Material for this exercise:
— Begin —

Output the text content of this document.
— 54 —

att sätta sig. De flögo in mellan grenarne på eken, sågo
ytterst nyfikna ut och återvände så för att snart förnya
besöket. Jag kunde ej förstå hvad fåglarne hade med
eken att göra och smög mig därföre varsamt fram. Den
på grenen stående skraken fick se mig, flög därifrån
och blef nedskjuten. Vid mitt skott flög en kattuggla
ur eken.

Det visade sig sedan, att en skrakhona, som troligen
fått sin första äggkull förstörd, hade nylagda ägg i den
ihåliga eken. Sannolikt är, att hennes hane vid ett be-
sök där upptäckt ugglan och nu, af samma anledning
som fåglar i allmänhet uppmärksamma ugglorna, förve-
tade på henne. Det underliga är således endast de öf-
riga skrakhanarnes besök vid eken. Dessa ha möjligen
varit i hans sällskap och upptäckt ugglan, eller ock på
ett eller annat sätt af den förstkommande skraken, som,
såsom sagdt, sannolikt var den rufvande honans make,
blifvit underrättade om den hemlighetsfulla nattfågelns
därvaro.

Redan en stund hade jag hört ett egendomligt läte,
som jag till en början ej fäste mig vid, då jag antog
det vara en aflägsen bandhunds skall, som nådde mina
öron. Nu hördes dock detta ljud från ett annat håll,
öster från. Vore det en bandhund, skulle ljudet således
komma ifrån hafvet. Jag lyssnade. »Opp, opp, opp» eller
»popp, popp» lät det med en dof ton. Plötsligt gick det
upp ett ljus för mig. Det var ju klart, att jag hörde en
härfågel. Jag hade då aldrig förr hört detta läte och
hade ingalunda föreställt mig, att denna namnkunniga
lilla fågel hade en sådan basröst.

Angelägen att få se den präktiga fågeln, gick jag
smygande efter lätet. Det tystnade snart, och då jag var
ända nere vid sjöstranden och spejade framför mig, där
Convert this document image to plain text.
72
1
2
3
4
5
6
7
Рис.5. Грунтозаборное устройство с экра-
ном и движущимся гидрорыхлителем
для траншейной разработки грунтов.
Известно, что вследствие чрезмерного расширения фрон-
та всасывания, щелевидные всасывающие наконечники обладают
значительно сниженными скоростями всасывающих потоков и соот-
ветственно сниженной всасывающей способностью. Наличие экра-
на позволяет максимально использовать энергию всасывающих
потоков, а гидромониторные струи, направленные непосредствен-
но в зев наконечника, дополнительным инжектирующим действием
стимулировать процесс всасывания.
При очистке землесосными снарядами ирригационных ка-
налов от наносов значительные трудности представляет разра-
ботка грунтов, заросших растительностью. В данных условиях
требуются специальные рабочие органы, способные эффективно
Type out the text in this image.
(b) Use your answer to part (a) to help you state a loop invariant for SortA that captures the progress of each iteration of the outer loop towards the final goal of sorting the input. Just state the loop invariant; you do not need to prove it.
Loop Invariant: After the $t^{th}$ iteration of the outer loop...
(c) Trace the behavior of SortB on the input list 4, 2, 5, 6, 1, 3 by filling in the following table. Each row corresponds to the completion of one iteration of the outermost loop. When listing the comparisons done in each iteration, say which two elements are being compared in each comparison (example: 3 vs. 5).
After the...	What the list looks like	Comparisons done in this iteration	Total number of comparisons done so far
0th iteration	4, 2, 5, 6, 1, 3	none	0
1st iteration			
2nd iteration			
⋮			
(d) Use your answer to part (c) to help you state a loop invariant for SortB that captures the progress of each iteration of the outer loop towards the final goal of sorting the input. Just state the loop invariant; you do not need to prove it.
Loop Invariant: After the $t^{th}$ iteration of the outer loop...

— End —

Task requirements: Copy each line from the data above that includes "hört".

Solution for this task:
Redan en stund hade jag hört ett egendomligt läte,
härfågel. Jag hade då aldrig förr hört detta läte och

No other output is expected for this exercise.